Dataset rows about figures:

>>>

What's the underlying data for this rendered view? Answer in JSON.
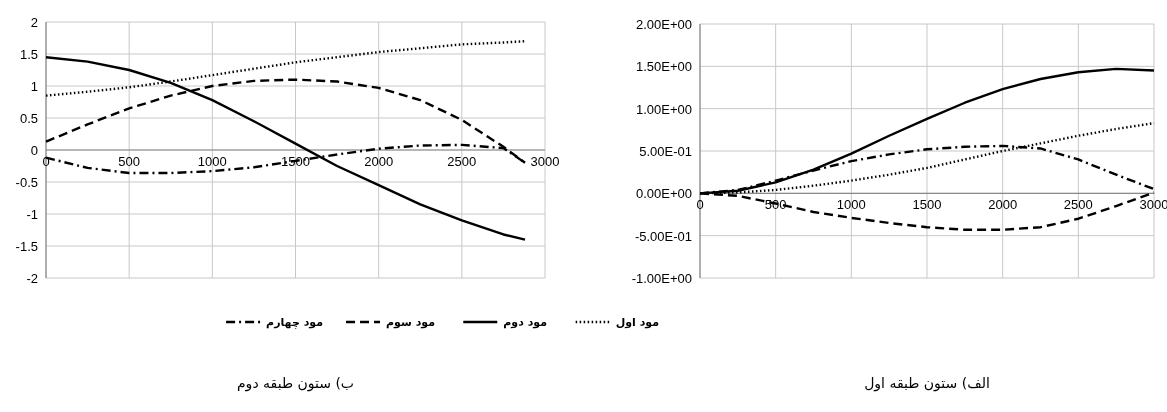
{
  "chart_data": [
    {
      "type": "line",
      "title": "ب) ستون طبقه دوم",
      "x": [
        0,
        250,
        500,
        750,
        1000,
        1250,
        1500,
        1750,
        2000,
        2250,
        2500,
        2750,
        2880
      ],
      "xlim": [
        0,
        3000
      ],
      "xticks": [
        0,
        500,
        1000,
        1500,
        2000,
        2500,
        3000
      ],
      "ylim": [
        -2,
        2
      ],
      "yticks": [
        -2,
        -1.5,
        -1,
        -0.5,
        0,
        0.5,
        1,
        1.5,
        2
      ],
      "grid": true,
      "legend": "bottom",
      "series": [
        {
          "name": "مود اول",
          "color": "#000000",
          "line_style": "dotted",
          "values": [
            0.85,
            0.91,
            0.98,
            1.07,
            1.17,
            1.27,
            1.37,
            1.45,
            1.53,
            1.59,
            1.65,
            1.68,
            1.7
          ]
        },
        {
          "name": "مود دوم",
          "color": "#000000",
          "line_style": "solid",
          "values": [
            1.45,
            1.38,
            1.25,
            1.05,
            0.78,
            0.45,
            0.1,
            -0.25,
            -0.55,
            -0.85,
            -1.1,
            -1.32,
            -1.4
          ]
        },
        {
          "name": "مود سوم",
          "color": "#000000",
          "line_style": "dashed",
          "values": [
            0.13,
            0.4,
            0.65,
            0.85,
            1.0,
            1.08,
            1.1,
            1.07,
            0.97,
            0.78,
            0.47,
            0.05,
            -0.2
          ]
        },
        {
          "name": "مود چهارم",
          "color": "#000000",
          "line_style": "dashdot",
          "values": [
            -0.12,
            -0.28,
            -0.36,
            -0.36,
            -0.33,
            -0.27,
            -0.17,
            -0.07,
            0.02,
            0.07,
            0.08,
            0.03,
            -0.2
          ]
        }
      ]
    },
    {
      "type": "line",
      "title": "الف) ستون طبقه اول",
      "x": [
        0,
        250,
        500,
        750,
        1000,
        1250,
        1500,
        1750,
        2000,
        2250,
        2500,
        2750,
        3000
      ],
      "xlim": [
        0,
        3000
      ],
      "xticks": [
        0,
        500,
        1000,
        1500,
        2000,
        2500,
        3000
      ],
      "ylim": [
        -1,
        2
      ],
      "yticks": [
        {
          "value": -1,
          "label": "-1.00E+00"
        },
        {
          "value": -0.5,
          "label": "-5.00E-01"
        },
        {
          "value": 0,
          "label": "0.00E+00"
        },
        {
          "value": 0.5,
          "label": "5.00E-01"
        },
        {
          "value": 1,
          "label": "1.00E+00"
        },
        {
          "value": 1.5,
          "label": "1.50E+00"
        },
        {
          "value": 2,
          "label": "2.00E+00"
        }
      ],
      "grid": true,
      "series": [
        {
          "color": "#000000",
          "line_style": "dotted",
          "values": [
            0,
            0.01,
            0.04,
            0.09,
            0.15,
            0.22,
            0.3,
            0.4,
            0.5,
            0.59,
            0.68,
            0.76,
            0.83
          ]
        },
        {
          "color": "#000000",
          "line_style": "solid",
          "values": [
            0,
            0.03,
            0.13,
            0.28,
            0.47,
            0.68,
            0.88,
            1.07,
            1.23,
            1.35,
            1.43,
            1.47,
            1.45
          ]
        },
        {
          "color": "#000000",
          "line_style": "dashed",
          "values": [
            0,
            -0.03,
            -0.12,
            -0.22,
            -0.29,
            -0.35,
            -0.4,
            -0.43,
            -0.43,
            -0.4,
            -0.3,
            -0.15,
            0.01
          ]
        },
        {
          "color": "#000000",
          "line_style": "dashdot",
          "values": [
            0,
            0.04,
            0.15,
            0.27,
            0.38,
            0.46,
            0.52,
            0.55,
            0.56,
            0.53,
            0.4,
            0.22,
            0.05
          ]
        }
      ]
    }
  ]
}
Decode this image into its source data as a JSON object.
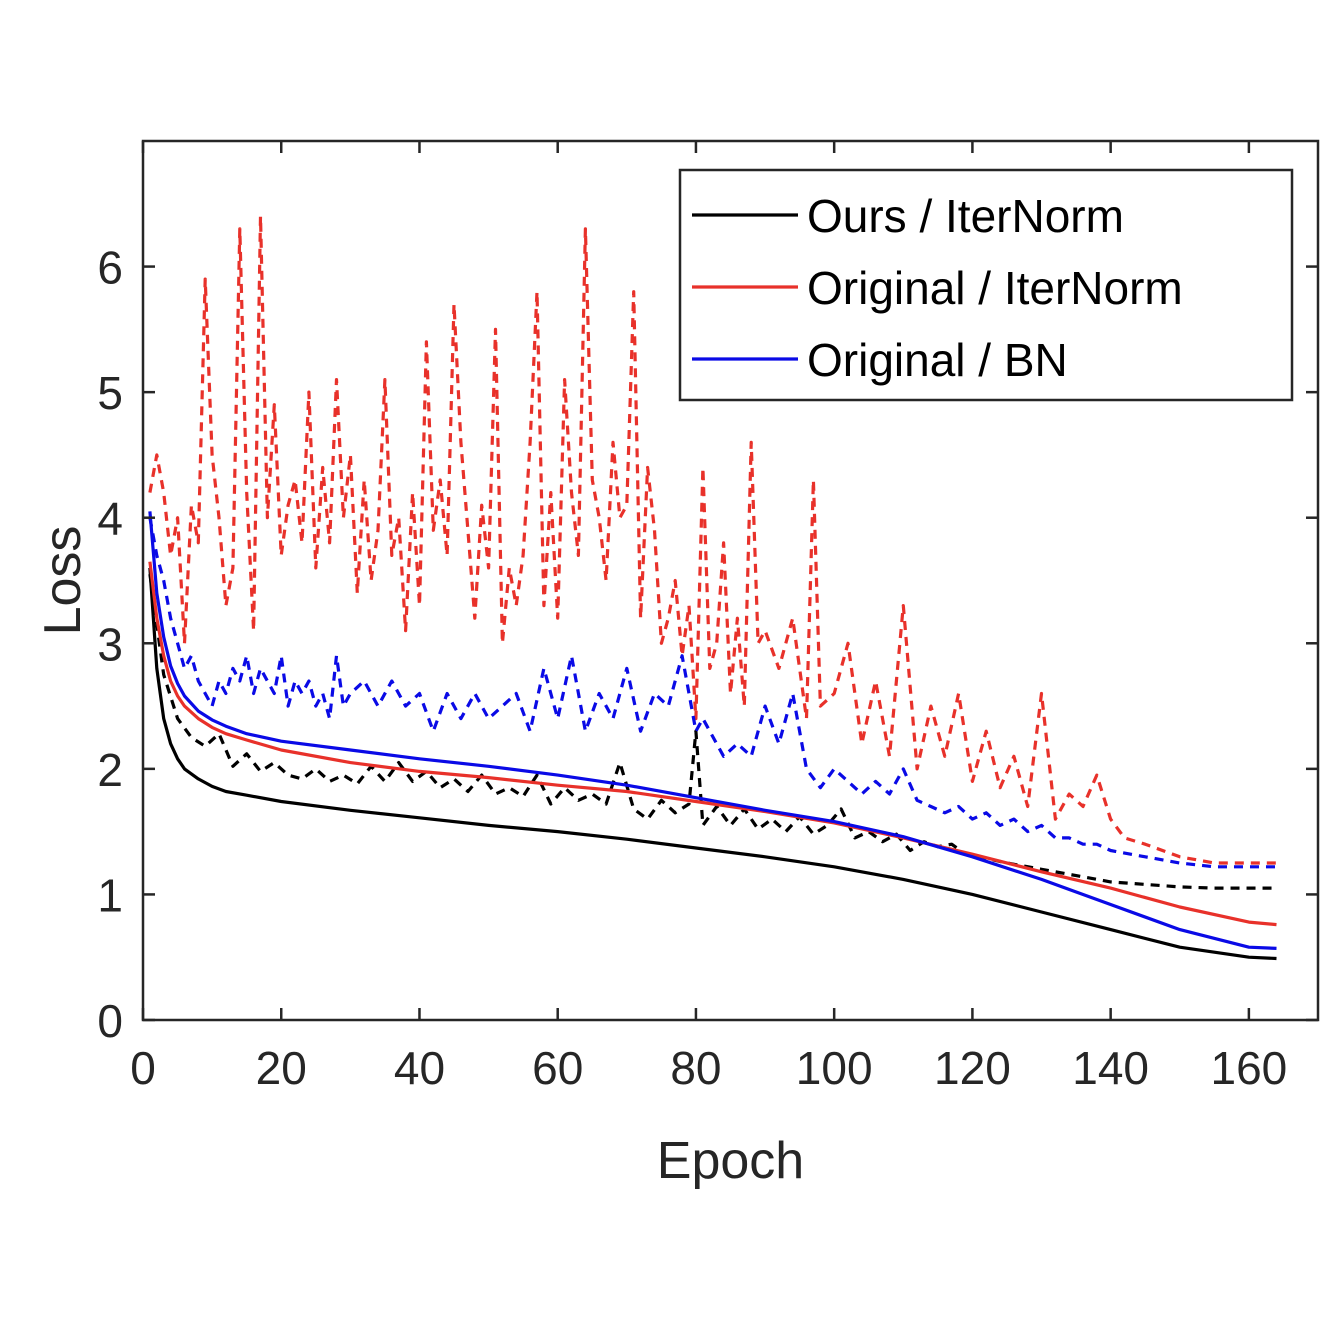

<<<

EXERCISE DIRECTIONS: Quote the entries in full. Any image among them is to be omitted from the copy.

TASK SOLUTION:
What's the underlying data for this rendered view? Answer in JSON.
{
  "chart_data": [
    {
      "type": "line",
      "title": "ب) ستون طبقه دوم",
      "x": [
        0,
        250,
        500,
        750,
        1000,
        1250,
        1500,
        1750,
        2000,
        2250,
        2500,
        2750,
        2880
      ],
      "xlim": [
        0,
        3000
      ],
      "xticks": [
        0,
        500,
        1000,
        1500,
        2000,
        2500,
        3000
      ],
      "ylim": [
        -2,
        2
      ],
      "yticks": [
        -2,
        -1.5,
        -1,
        -0.5,
        0,
        0.5,
        1,
        1.5,
        2
      ],
      "grid": true,
      "legend": "bottom",
      "series": [
        {
          "name": "مود اول",
          "color": "#000000",
          "line_style": "dotted",
          "values": [
            0.85,
            0.91,
            0.98,
            1.07,
            1.17,
            1.27,
            1.37,
            1.45,
            1.53,
            1.59,
            1.65,
            1.68,
            1.7
          ]
        },
        {
          "name": "مود دوم",
          "color": "#000000",
          "line_style": "solid",
          "values": [
            1.45,
            1.38,
            1.25,
            1.05,
            0.78,
            0.45,
            0.1,
            -0.25,
            -0.55,
            -0.85,
            -1.1,
            -1.32,
            -1.4
          ]
        },
        {
          "name": "مود سوم",
          "color": "#000000",
          "line_style": "dashed",
          "values": [
            0.13,
            0.4,
            0.65,
            0.85,
            1.0,
            1.08,
            1.1,
            1.07,
            0.97,
            0.78,
            0.47,
            0.05,
            -0.2
          ]
        },
        {
          "name": "مود چهارم",
          "color": "#000000",
          "line_style": "dashdot",
          "values": [
            -0.12,
            -0.28,
            -0.36,
            -0.36,
            -0.33,
            -0.27,
            -0.17,
            -0.07,
            0.02,
            0.07,
            0.08,
            0.03,
            -0.2
          ]
        }
      ]
    },
    {
      "type": "line",
      "title": "الف) ستون طبقه اول",
      "x": [
        0,
        250,
        500,
        750,
        1000,
        1250,
        1500,
        1750,
        2000,
        2250,
        2500,
        2750,
        3000
      ],
      "xlim": [
        0,
        3000
      ],
      "xticks": [
        0,
        500,
        1000,
        1500,
        2000,
        2500,
        3000
      ],
      "ylim": [
        -1,
        2
      ],
      "yticks": [
        {
          "value": -1,
          "label": "-1.00E+00"
        },
        {
          "value": -0.5,
          "label": "-5.00E-01"
        },
        {
          "value": 0,
          "label": "0.00E+00"
        },
        {
          "value": 0.5,
          "label": "5.00E-01"
        },
        {
          "value": 1,
          "label": "1.00E+00"
        },
        {
          "value": 1.5,
          "label": "1.50E+00"
        },
        {
          "value": 2,
          "label": "2.00E+00"
        }
      ],
      "grid": true,
      "series": [
        {
          "color": "#000000",
          "line_style": "dotted",
          "values": [
            0,
            0.01,
            0.04,
            0.09,
            0.15,
            0.22,
            0.3,
            0.4,
            0.5,
            0.59,
            0.68,
            0.76,
            0.83
          ]
        },
        {
          "color": "#000000",
          "line_style": "solid",
          "values": [
            0,
            0.03,
            0.13,
            0.28,
            0.47,
            0.68,
            0.88,
            1.07,
            1.23,
            1.35,
            1.43,
            1.47,
            1.45
          ]
        },
        {
          "color": "#000000",
          "line_style": "dashed",
          "values": [
            0,
            -0.03,
            -0.12,
            -0.22,
            -0.29,
            -0.35,
            -0.4,
            -0.43,
            -0.43,
            -0.4,
            -0.3,
            -0.15,
            0.01
          ]
        },
        {
          "color": "#000000",
          "line_style": "dashdot",
          "values": [
            0,
            0.04,
            0.15,
            0.27,
            0.38,
            0.46,
            0.52,
            0.55,
            0.56,
            0.53,
            0.4,
            0.22,
            0.05
          ]
        }
      ]
    }
  ]
}
Decode this image into its source data as a JSON object.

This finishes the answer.